*Page*
↓↓↓
Hi Zhiyong,

I looked at the backtrace that you provided and see that maybe_hw_step()
is being called from linux_process_target::resume_stopped_resumed_lwps,
which is the one location where I wasn't able to convince myself that
the assert should hold.

I was running your test case executable (osm) as an unprivileged user,
so neither the syslog calls nor the sudo were working.  (Sudo could
perhaps work, but it wanted to prompt for a password and stdin and
stdout were closed.)  I've since modified it so that sudo isn't used
and I'm using 'fprintf(stderr, ...)' instead of syslog - which is how
I discovered that sudo wasn't working.  I've tried next'ing quite a
lot, but so far I haven't reproduced the bug.  (Hopefully, the sudo
isn't required to reproduce the problem.)

If you manage to reproduce the bug on a Raspberry Pi 4 (and tell me
how to do it), that'd be great!

So, what I'm doing, using three separate terminals, in an attempt to
reproduce the bug is:

1) Run osm in terminal 1.  (I didn't want to mess with systemd.)  Once
I start running it, I see a bunch of messages from the dd command.

2) In terminal 2, I run:

   /path/to/gdbserver --debug --debug-format=all --remote-debug --event-loop-debug --once --attach :1234 $(pgrep osm)

3) In terminal 3, I run:

   /path/to/gdb osm -x ./gdbx2

(I've changed the target remote command in gdbx2 to refer to localhost.)

I'm also attaching my hacked lupdated.c.  If you see anything wrong
with what I'm trying, please let me know.

Kevin

On Mon, 24 Jul 2023 13:36:24 +0000
"Yan, Zhiyong" <Zhiyong.Yan@windriver.com> wrote:

> Hi Kevin,
>     The callstack of assert is attached.
>     Please see attached gdbx2 which add more 'n' commands, on arm platform, keep execute 'n' command, this test case can trigger assert error.
> 
>     Today, I didn't finish setting up test environments on RaspBerry Pi4. Before I produced this issue on Xilinx arm platform.
> 
> Best Regards.
> Zhiyong
> 
> -----Original Message-----
> From: Kevin Buettner <kevinb@redhat.com> 
> Sent: Saturday, July 22, 2023 4:50 AM
> To: Yan, Zhiyong <Zhiyong.Yan@windriver.com>
> Cc: gdb-patches@sourceware.org; luis.machado@arm.com; tom@tromey.com
> Subject: Re: [PATCH] gdbserver: Install single-step breakpoint for a pending thread whose last_resume_kind is resume_step
> 
> CAUTION: This email comes from a non Wind River email account!
> Do not click links or open attachments unless you recognize the sender and know the content is safe.
> 
> Hi Zhiyong,
> 
> I set up a Raspberry Pi running a recent 32-bit Raspberry Pi OS so that I could test your patch.  I was able to build and run your test case, but I could not reproduce the bug on the Pi.
> 
> I tested gdb.threads/*.exp using --target_board=native-gdbserver both with and without your patch.  Some of these tests are racy, but my conclusion from just looking at the PASSes and FAILs (after many test
> runs) is that there are no regressions.
> 
> But then I remembered to enable core dumps on the Pi and after running gdb.threads/pending-fork-event-detach/pending-fork-event-detach-main-vfork
> by itself, I saw that it left a core file...
↑↑↑
*Recorded information*
↓↓↓
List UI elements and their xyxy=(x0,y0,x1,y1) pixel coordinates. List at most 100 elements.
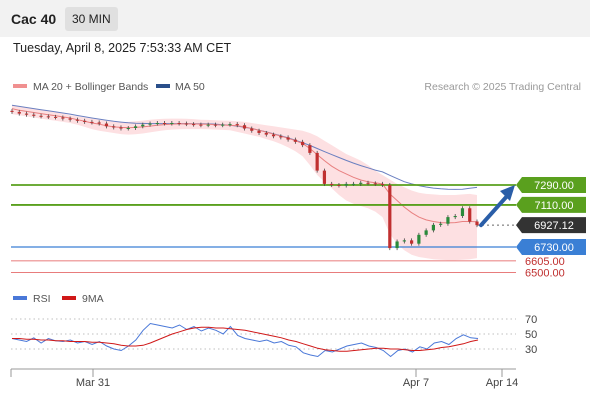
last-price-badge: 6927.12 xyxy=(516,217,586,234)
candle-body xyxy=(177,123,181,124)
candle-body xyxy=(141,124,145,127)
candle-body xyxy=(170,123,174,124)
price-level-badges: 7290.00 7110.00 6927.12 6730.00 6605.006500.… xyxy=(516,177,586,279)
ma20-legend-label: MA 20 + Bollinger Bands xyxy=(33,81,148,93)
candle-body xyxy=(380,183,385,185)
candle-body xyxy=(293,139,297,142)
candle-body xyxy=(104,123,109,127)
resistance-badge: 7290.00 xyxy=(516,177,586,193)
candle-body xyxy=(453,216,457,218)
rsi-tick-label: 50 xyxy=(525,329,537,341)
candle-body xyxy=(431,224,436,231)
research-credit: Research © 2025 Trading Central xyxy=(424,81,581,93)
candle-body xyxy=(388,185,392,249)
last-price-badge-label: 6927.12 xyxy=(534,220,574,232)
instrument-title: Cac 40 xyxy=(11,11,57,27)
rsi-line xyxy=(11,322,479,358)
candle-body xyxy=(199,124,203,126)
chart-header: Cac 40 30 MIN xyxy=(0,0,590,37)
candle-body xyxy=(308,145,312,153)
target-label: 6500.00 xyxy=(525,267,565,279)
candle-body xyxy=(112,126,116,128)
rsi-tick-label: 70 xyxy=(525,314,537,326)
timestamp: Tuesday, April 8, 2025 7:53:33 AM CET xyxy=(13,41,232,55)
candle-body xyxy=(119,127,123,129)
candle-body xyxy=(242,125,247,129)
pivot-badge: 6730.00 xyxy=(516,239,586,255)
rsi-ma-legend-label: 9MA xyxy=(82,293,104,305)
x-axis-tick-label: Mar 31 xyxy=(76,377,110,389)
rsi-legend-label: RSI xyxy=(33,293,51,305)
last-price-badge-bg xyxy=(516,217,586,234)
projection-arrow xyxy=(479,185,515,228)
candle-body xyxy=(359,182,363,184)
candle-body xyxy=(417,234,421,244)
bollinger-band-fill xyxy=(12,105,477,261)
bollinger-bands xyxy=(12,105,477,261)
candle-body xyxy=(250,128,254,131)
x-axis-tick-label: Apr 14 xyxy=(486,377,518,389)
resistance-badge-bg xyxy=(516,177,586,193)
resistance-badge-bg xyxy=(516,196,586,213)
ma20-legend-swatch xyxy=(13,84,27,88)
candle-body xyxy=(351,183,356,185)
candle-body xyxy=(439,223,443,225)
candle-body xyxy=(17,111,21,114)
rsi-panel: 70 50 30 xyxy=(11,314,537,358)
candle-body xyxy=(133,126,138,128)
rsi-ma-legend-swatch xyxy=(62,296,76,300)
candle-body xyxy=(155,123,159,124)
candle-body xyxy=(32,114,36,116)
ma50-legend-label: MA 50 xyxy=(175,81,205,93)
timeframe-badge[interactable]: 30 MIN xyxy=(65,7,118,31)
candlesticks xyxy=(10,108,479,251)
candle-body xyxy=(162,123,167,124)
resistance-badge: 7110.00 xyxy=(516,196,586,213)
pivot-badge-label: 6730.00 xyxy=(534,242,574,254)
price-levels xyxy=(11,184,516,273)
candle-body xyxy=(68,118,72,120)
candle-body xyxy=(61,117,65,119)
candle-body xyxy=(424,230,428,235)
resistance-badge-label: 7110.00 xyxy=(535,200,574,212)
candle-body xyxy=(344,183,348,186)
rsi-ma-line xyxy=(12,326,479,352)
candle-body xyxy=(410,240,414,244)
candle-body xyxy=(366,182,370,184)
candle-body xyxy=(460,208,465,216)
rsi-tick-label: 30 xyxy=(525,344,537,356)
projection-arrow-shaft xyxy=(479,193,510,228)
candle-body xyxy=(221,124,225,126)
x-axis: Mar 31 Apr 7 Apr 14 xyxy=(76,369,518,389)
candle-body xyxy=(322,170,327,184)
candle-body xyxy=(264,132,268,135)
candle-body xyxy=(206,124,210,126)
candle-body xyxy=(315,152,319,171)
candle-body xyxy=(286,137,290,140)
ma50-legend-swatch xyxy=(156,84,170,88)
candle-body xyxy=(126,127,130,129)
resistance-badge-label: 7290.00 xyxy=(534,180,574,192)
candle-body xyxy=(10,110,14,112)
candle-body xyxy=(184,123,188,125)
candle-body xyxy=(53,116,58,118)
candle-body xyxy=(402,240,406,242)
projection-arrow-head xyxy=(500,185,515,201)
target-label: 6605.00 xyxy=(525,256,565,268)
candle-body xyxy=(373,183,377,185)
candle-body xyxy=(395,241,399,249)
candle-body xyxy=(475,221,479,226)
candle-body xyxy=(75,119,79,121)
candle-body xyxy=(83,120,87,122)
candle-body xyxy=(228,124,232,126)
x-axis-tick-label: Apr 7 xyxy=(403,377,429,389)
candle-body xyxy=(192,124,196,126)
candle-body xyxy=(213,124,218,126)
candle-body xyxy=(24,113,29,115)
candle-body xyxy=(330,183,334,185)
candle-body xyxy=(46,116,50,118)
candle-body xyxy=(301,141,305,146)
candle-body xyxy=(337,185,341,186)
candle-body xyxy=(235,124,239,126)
↑↑↑
↓↓↓
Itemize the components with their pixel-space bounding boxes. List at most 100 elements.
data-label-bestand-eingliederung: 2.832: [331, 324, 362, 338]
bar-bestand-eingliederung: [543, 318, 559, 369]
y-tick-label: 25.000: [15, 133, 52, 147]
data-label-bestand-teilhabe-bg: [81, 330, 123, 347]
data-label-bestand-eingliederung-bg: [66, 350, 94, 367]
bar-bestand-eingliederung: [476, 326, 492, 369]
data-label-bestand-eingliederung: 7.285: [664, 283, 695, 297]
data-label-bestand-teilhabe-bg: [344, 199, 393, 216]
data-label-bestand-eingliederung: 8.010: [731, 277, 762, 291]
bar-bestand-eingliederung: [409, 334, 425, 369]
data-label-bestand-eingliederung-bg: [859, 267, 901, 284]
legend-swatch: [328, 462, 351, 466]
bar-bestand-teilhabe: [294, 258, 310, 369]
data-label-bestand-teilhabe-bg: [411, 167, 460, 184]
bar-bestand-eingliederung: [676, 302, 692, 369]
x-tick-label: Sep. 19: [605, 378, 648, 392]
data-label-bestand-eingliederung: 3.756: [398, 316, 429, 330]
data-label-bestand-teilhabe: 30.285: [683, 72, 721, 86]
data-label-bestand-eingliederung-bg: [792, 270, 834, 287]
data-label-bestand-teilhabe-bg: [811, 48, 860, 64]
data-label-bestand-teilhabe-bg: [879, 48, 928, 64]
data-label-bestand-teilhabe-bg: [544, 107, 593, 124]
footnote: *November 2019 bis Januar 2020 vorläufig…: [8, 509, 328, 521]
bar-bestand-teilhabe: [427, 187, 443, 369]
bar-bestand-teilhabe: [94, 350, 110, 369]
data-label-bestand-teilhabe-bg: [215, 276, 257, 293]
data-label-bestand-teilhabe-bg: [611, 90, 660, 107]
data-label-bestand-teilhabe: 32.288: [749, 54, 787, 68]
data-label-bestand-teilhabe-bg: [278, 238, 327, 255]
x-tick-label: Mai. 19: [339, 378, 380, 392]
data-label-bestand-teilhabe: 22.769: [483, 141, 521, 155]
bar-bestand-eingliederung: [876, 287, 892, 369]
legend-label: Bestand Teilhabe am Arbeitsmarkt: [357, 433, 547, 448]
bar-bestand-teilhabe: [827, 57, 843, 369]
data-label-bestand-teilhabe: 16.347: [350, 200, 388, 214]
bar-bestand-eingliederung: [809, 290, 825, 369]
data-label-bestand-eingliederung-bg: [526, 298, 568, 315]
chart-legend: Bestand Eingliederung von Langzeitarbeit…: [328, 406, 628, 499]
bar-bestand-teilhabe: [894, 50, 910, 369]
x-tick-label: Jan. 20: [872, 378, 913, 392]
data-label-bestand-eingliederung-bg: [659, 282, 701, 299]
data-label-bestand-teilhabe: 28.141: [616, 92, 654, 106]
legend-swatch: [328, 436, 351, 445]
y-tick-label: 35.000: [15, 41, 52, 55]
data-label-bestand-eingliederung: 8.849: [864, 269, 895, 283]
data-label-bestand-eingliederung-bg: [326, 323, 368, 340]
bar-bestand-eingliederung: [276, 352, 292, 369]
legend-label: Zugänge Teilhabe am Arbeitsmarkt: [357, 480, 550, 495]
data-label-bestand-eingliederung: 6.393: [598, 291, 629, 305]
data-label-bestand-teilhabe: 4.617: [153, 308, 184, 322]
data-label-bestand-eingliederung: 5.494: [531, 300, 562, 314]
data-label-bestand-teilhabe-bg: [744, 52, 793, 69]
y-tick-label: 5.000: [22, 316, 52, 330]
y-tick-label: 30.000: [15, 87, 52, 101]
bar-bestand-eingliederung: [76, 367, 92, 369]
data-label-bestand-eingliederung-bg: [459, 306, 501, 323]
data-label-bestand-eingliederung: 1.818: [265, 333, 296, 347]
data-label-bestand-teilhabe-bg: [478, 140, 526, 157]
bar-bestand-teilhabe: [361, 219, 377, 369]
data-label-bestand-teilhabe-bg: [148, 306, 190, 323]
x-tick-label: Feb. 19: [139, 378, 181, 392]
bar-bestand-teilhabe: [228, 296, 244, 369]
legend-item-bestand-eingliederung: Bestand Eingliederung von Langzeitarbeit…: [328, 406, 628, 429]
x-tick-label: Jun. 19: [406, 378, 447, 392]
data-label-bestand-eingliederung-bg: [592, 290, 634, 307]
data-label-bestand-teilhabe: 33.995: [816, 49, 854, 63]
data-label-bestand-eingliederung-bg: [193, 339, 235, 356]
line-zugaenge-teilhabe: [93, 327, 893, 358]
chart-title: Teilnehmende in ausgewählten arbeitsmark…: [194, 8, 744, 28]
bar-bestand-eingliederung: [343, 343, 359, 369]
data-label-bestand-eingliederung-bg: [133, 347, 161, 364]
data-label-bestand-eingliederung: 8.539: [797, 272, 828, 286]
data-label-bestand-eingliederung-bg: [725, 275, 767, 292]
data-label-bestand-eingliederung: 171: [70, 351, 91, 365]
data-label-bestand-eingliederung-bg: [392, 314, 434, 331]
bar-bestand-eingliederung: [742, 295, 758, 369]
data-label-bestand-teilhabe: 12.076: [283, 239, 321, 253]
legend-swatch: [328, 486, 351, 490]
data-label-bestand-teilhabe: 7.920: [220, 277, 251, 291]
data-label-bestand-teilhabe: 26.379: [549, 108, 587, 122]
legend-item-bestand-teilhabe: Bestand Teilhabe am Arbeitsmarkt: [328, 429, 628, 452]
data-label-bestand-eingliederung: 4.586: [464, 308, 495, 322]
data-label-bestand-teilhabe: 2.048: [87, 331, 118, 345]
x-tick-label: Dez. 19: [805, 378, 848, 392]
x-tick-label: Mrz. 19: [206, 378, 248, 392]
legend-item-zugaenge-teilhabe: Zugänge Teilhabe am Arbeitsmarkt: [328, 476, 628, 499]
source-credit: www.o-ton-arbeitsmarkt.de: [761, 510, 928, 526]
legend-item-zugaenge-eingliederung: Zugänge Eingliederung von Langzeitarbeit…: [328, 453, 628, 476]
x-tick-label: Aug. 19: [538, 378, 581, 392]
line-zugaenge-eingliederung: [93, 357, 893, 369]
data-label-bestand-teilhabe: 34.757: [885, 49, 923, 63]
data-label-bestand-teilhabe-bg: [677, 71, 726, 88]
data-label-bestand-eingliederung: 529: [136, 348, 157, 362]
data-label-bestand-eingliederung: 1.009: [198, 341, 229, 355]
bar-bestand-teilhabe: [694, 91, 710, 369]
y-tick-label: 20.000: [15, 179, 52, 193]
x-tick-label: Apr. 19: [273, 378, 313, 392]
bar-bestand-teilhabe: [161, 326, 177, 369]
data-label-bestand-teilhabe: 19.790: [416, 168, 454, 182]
↑↑↑
↓↓↓
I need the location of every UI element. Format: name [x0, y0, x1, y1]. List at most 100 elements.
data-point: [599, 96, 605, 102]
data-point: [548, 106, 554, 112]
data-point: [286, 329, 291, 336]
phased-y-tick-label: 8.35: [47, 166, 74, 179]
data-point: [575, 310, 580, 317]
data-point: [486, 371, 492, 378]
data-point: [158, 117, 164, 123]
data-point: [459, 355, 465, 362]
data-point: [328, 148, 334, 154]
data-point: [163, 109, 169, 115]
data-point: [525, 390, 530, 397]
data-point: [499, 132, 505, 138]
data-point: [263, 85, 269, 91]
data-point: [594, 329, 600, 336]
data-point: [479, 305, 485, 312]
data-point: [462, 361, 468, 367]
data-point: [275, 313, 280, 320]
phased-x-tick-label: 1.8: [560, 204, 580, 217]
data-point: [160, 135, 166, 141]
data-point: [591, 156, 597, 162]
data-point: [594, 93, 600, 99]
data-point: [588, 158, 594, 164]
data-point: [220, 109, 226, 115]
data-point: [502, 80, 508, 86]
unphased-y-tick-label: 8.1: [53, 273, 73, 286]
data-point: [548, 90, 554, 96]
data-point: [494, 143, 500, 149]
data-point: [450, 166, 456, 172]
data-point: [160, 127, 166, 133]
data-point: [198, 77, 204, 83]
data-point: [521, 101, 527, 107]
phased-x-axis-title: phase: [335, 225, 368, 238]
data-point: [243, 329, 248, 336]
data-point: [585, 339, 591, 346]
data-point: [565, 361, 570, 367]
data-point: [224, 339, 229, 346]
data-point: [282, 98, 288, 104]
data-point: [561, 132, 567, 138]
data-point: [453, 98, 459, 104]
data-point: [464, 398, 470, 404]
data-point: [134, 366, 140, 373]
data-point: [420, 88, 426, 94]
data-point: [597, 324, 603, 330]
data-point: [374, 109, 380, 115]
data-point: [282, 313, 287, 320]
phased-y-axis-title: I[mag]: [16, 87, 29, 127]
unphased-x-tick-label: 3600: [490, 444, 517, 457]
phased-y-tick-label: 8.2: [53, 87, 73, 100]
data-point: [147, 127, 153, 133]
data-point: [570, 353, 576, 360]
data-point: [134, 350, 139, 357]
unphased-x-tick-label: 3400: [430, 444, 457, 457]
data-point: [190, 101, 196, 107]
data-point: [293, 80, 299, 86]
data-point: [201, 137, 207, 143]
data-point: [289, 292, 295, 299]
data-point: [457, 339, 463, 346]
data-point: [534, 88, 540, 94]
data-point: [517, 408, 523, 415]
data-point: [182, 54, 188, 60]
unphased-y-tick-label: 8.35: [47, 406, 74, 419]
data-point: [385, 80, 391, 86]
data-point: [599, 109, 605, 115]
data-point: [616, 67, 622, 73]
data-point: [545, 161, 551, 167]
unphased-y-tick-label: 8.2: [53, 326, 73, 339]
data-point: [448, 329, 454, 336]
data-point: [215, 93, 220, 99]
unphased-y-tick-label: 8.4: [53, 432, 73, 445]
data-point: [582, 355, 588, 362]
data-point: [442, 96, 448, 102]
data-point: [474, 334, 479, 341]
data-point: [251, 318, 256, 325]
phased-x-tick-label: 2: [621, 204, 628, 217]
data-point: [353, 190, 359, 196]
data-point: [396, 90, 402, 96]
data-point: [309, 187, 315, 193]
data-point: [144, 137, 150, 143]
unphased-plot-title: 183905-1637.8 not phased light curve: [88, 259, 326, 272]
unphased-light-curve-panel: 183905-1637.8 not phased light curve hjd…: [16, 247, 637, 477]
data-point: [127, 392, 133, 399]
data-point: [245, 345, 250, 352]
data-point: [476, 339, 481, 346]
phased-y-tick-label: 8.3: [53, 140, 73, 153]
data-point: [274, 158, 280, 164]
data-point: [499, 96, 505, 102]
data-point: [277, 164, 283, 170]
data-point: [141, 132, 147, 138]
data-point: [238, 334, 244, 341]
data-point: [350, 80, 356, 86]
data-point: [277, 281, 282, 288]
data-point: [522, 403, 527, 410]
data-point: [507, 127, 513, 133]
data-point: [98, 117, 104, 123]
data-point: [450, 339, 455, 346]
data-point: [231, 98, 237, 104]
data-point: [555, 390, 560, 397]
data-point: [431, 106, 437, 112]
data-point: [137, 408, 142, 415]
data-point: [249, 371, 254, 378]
↑↑↑
*Task requirements*
a) Do these statements agree with the email thread? (i) Kevin ran the osm test case executable as an unprivileged user. (ii) Zhiyong first produced the issue on a Raspberry Pi 4. (iii) Kevin's Raspberry Pi runs a 64-bit Raspberry Pi OS. For each one, give yes or no and quote the words of the thread that settle it.
b) According to the email thread, which function was maybe_hw_step() being called from in Zhiyong's backtrace?
c) In the email thread, why does Kevin say sudo wasn't working when he ran the test case?

*Answers to the tasks*
a)
(i) Yes: "I was running your test case executable (osm) as an unprivileged user"
(ii) No: "Before I produced this issue on Xilinx arm platform."
(iii) No: "I set up a Raspberry Pi running a recent 32-bit Raspberry Pi OS"

b) It was being called from linux_process_target::resume_stopped_resumed_lwps.

c) Sudo wanted to prompt for a password, but stdin and stdout were closed. Kevin was also running the test case as an unprivileged user.